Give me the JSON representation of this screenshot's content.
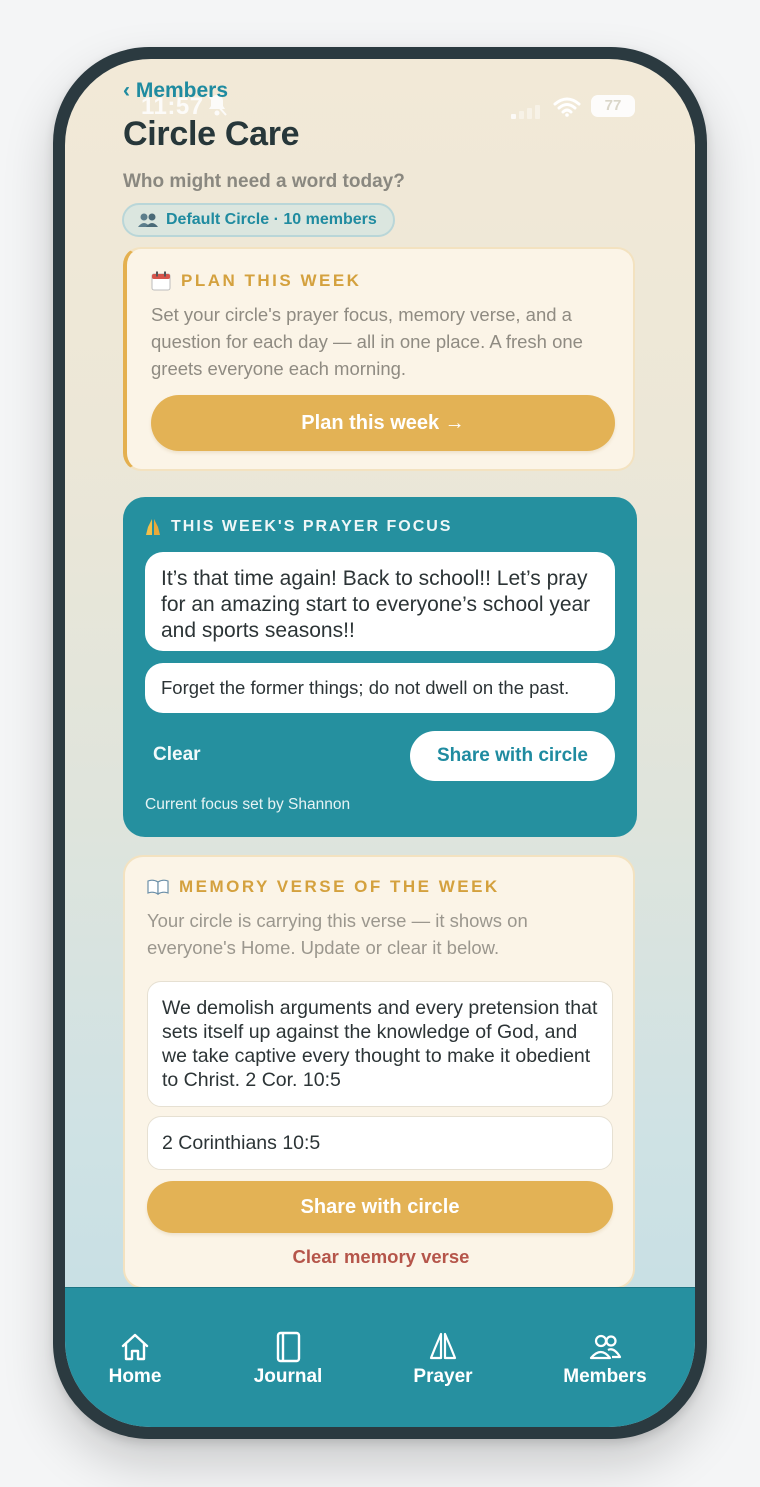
{
  "status_bar": {
    "time": "11:57",
    "battery": "77"
  },
  "nav": {
    "back_label": "Members"
  },
  "header": {
    "title": "Circle Care",
    "subtitle": "Who might need a word today?",
    "circle_pill": "Default Circle · 10 members"
  },
  "plan_card": {
    "eyebrow": "PLAN THIS WEEK",
    "description": "Set your circle's prayer focus, memory verse, and a question for each day — all in one place. A fresh one greets everyone each morning.",
    "button_label": "Plan this week →"
  },
  "prayer_focus": {
    "eyebrow": "THIS WEEK'S PRAYER FOCUS",
    "focus_text": "It’s that time again! Back to school!! Let’s pray for an amazing start to everyone’s school year and sports seasons!!",
    "verse_preview": "Forget the former things; do not dwell on the past.",
    "clear_label": "Clear",
    "share_label": "Share with circle",
    "set_by": "Current focus set by Shannon"
  },
  "memory_verse": {
    "eyebrow": "MEMORY VERSE OF THE WEEK",
    "description": "Your circle is carrying this verse — it shows on everyone's Home. Update or clear it below.",
    "verse_text": "We demolish arguments and every pretension that sets itself up against the knowledge of God, and we take captive every thought to make it obedient to Christ. 2 Cor. 10:5",
    "reference": "2 Corinthians 10:5",
    "share_label": "Share with circle",
    "clear_label": "Clear memory verse"
  },
  "tabbar": {
    "tabs": [
      {
        "label": "Home",
        "icon": "home-icon"
      },
      {
        "label": "Journal",
        "icon": "journal-icon"
      },
      {
        "label": "Prayer",
        "icon": "praying-hands-icon"
      },
      {
        "label": "Members",
        "icon": "members-icon"
      }
    ]
  },
  "colors": {
    "teal": "#2690a0",
    "gold": "#e3b255",
    "cream": "#fbf4e7",
    "danger": "#b5554a"
  }
}
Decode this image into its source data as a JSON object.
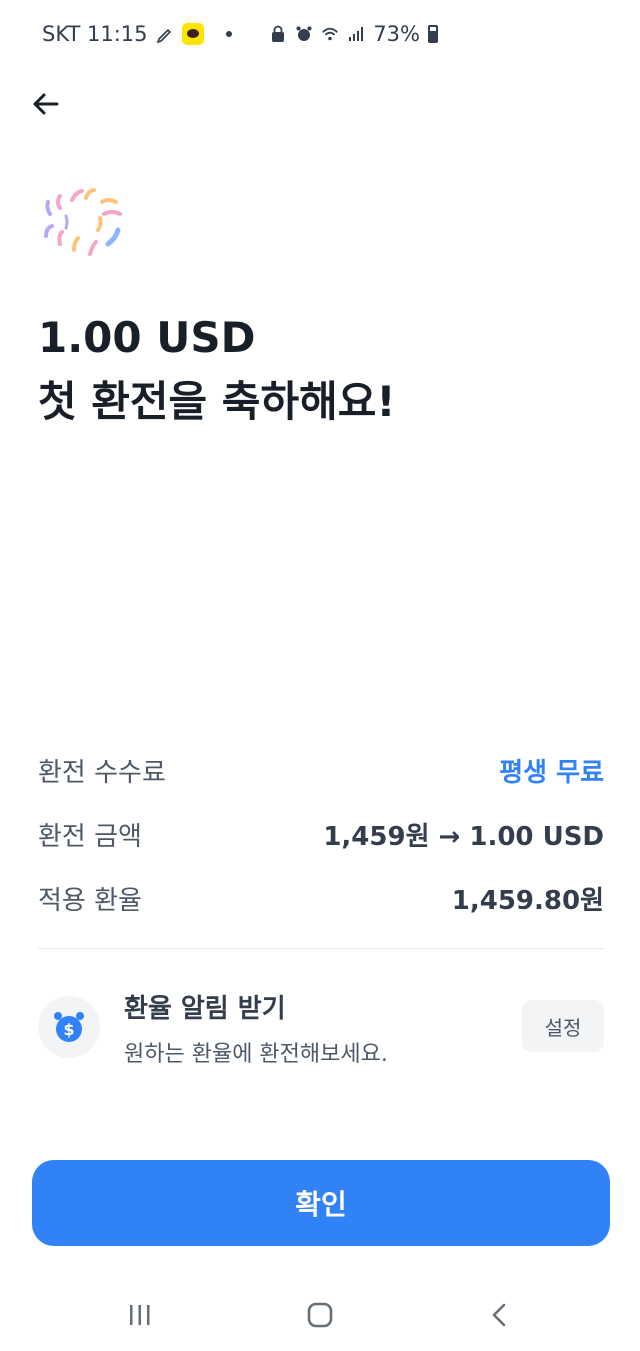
{
  "status_bar": {
    "carrier_time": "SKT 11:15",
    "battery": "73%"
  },
  "header": {
    "back_icon": "arrow-left-icon"
  },
  "hero": {
    "icon": "fireworks-icon",
    "amount": "1.00 USD",
    "message": "첫 환전을 축하해요!"
  },
  "details": [
    {
      "label": "환전 수수료",
      "value": "평생 무료"
    },
    {
      "label": "환전 금액",
      "value": "1,459원 → 1.00 USD"
    },
    {
      "label": "적용 환율",
      "value": "1,459.80원"
    }
  ],
  "alert": {
    "icon": "alarm-clock-dollar-icon",
    "title": "환율 알림 받기",
    "description": "원하는 환율에 환전해보세요.",
    "settings_label": "설정"
  },
  "confirm_label": "확인",
  "colors": {
    "accent": "#3182f6",
    "text_primary": "#191f28",
    "text_secondary": "#4e5968"
  }
}
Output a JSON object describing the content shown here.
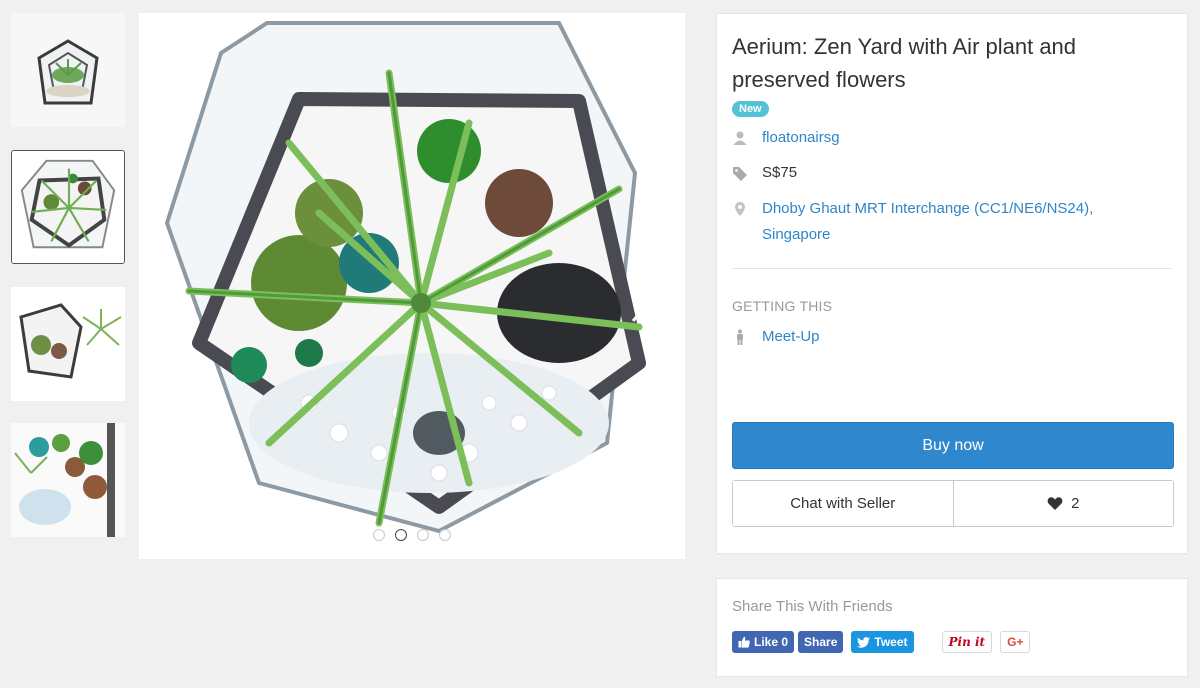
{
  "listing": {
    "title": "Aerium: Zen Yard with Air plant and preserved flowers",
    "condition_badge": "New",
    "seller": "floatonairsg",
    "price": "S$75",
    "location": "Dhoby Ghaut MRT Interchange (CC1/NE6/NS24), Singapore"
  },
  "getting": {
    "label": "GETTING THIS",
    "method": "Meet-Up"
  },
  "actions": {
    "buy": "Buy now",
    "chat": "Chat with Seller",
    "likes": "2"
  },
  "share": {
    "title": "Share This With Friends",
    "fb_like": "Like 0",
    "fb_share": "Share",
    "tweet": "Tweet",
    "pin": "Pin it",
    "gplus": "G+"
  },
  "gallery": {
    "thumbnail_count": 4,
    "active_thumbnail": 2,
    "dot_count": 4,
    "active_dot": 2
  },
  "colors": {
    "accent": "#2f87cd",
    "link": "#2e86c9",
    "badge": "#53c1d6",
    "facebook": "#4267b2",
    "twitter": "#1b95e0"
  }
}
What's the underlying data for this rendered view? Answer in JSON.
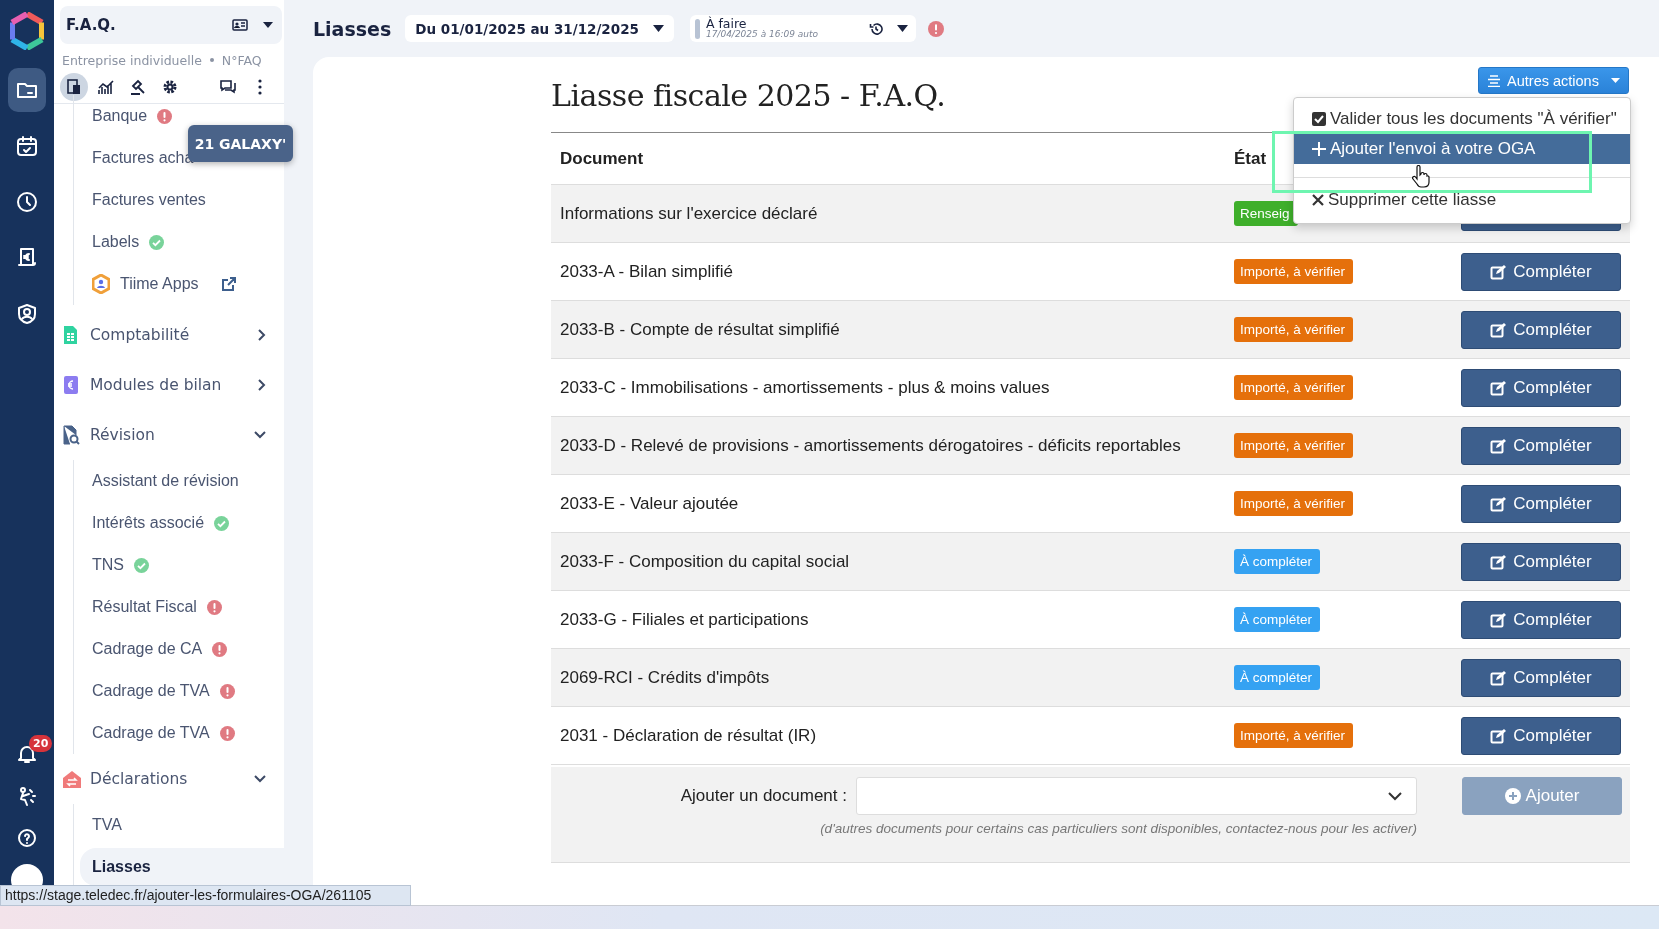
{
  "rail": {
    "items": [
      {
        "kind": "folder",
        "selected": true
      },
      {
        "kind": "calendar",
        "selected": false
      },
      {
        "kind": "clock",
        "selected": false
      },
      {
        "kind": "receipt",
        "selected": false
      },
      {
        "kind": "contact",
        "selected": false
      }
    ],
    "bottom": [
      {
        "kind": "bell",
        "badge": "20"
      },
      {
        "kind": "figure"
      },
      {
        "kind": "help"
      },
      {
        "kind": "avatar"
      }
    ]
  },
  "sidebar": {
    "company": "F.A.Q.",
    "subtitle": "Entreprise individuelle",
    "number": "N°FAQ",
    "tools": [
      {
        "kind": "docs",
        "selected": true
      },
      {
        "kind": "chart",
        "selected": false
      },
      {
        "kind": "gavel",
        "selected": false
      },
      {
        "kind": "gear",
        "selected": false
      },
      {
        "kind": "chat",
        "selected": false
      },
      {
        "kind": "more",
        "selected": false
      }
    ],
    "items": [
      {
        "label": "Banque",
        "kind": "error",
        "selected": false
      },
      {
        "label": "Factures acha",
        "selected": false
      },
      {
        "label": "Factures ventes",
        "selected": false
      },
      {
        "label": "Labels",
        "kind": "ok",
        "selected": false
      },
      {
        "label": "Tiime Apps",
        "kind": "app",
        "selected": false
      }
    ],
    "sections": [
      {
        "label": "Comptabilité",
        "kind": "accounting",
        "expanded": false
      },
      {
        "label": "Modules de bilan",
        "kind": "modules",
        "expanded": false
      },
      {
        "label": "Révision",
        "kind": "review",
        "expanded": true,
        "children": [
          {
            "label": "Assistant de révision",
            "selected": false
          },
          {
            "label": "Intérêts associé",
            "kind": "ok",
            "selected": false
          },
          {
            "label": "TNS",
            "kind": "ok",
            "selected": false
          },
          {
            "label": "Résultat Fiscal",
            "kind": "error",
            "selected": false
          },
          {
            "label": "Cadrage de CA",
            "kind": "error",
            "selected": false
          },
          {
            "label": "Cadrage de TVA",
            "kind": "error",
            "selected": false
          },
          {
            "label": "Cadrage de TVA",
            "kind": "error",
            "selected": false
          }
        ]
      },
      {
        "label": "Déclarations",
        "kind": "declarations",
        "expanded": true,
        "children": [
          {
            "label": "TVA",
            "selected": false
          },
          {
            "label": "Liasses",
            "selected": true
          }
        ]
      }
    ]
  },
  "tooltip": "21 GALAXY'",
  "topbar": {
    "title": "Liasses",
    "period": "Du 01/01/2025 au 31/12/2025",
    "status": "À faire",
    "status_time": "17/04/2025 à 16:09 auto",
    "alert": true
  },
  "content": {
    "title": "Liasse fiscale 2025 - F.A.Q.",
    "actions_button": "Autres actions",
    "menu": [
      {
        "kind": "check",
        "label": "Valider tous les documents \"À vérifier\"",
        "highlighted": false,
        "separated": false
      },
      {
        "kind": "add",
        "label": "Ajouter l'envoi à votre OGA",
        "highlighted": true,
        "separated": false
      },
      {
        "kind": "delete",
        "label": "Supprimer cette liasse",
        "highlighted": false,
        "separated": true
      }
    ],
    "columns": [
      "Document",
      "État"
    ],
    "rows": [
      {
        "document": "Informations sur l'exercice déclaré",
        "status": "Renseig",
        "kind": "done"
      },
      {
        "document": "2033-A - Bilan simplifié",
        "status": "Importé, à vérifier",
        "kind": "check",
        "action": "Compléter"
      },
      {
        "document": "2033-B - Compte de résultat simplifié",
        "status": "Importé, à vérifier",
        "kind": "check",
        "action": "Compléter"
      },
      {
        "document": "2033-C - Immobilisations - amortissements - plus & moins values",
        "status": "Importé, à vérifier",
        "kind": "check",
        "action": "Compléter"
      },
      {
        "document": "2033-D - Relevé de provisions - amortissements dérogatoires - déficits reportables",
        "status": "Importé, à vérifier",
        "kind": "check",
        "action": "Compléter"
      },
      {
        "document": "2033-E - Valeur ajoutée",
        "status": "Importé, à vérifier",
        "kind": "check",
        "action": "Compléter"
      },
      {
        "document": "2033-F - Composition du capital social",
        "status": "À compléter",
        "kind": "todo",
        "action": "Compléter"
      },
      {
        "document": "2033-G - Filiales et participations",
        "status": "À compléter",
        "kind": "todo",
        "action": "Compléter"
      },
      {
        "document": "2069-RCI - Crédits d'impôts",
        "status": "À compléter",
        "kind": "todo",
        "action": "Compléter"
      },
      {
        "document": "2031 - Déclaration de résultat (IR)",
        "status": "Importé, à vérifier",
        "kind": "check",
        "action": "Compléter"
      }
    ],
    "add_document": {
      "label": "Ajouter un document :",
      "hint": "(d'autres documents pour certains cas particuliers sont disponibles, contactez-nous pour les activer)",
      "button": "Ajouter",
      "disabled": true
    }
  },
  "status_url": "https://stage.teledec.fr/ajouter-les-formulaires-OGA/261105"
}
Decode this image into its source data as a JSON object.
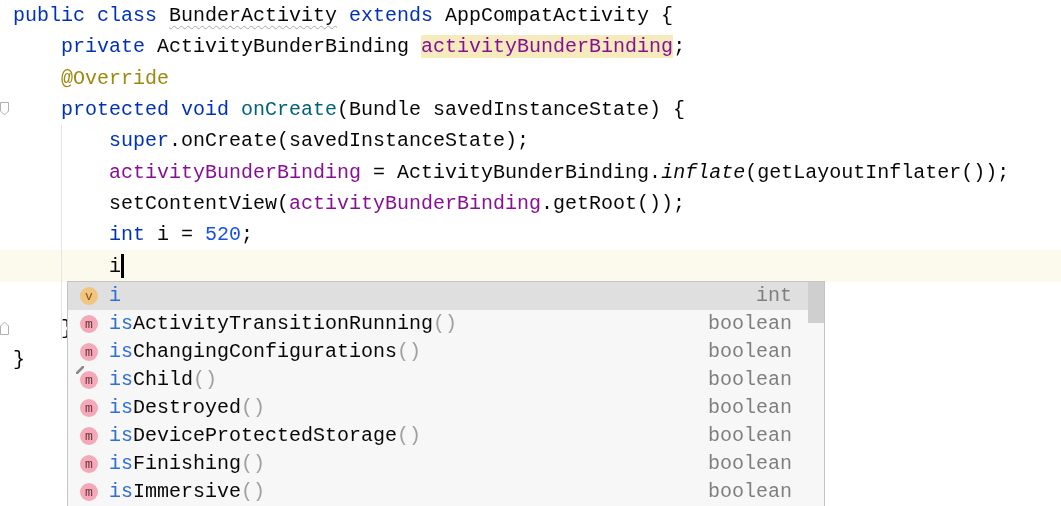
• • • •
Every line of the records that includes the word "JSON" should be gathered.

Give me the JSON representation of this screenshot's content.
Decode this image into its source data as a JSON object.
Output a JSON object describing the content shown here.
What's the underlying data for this rendered view? Answer in JSON.
Decode this image into its source data as a JSON object.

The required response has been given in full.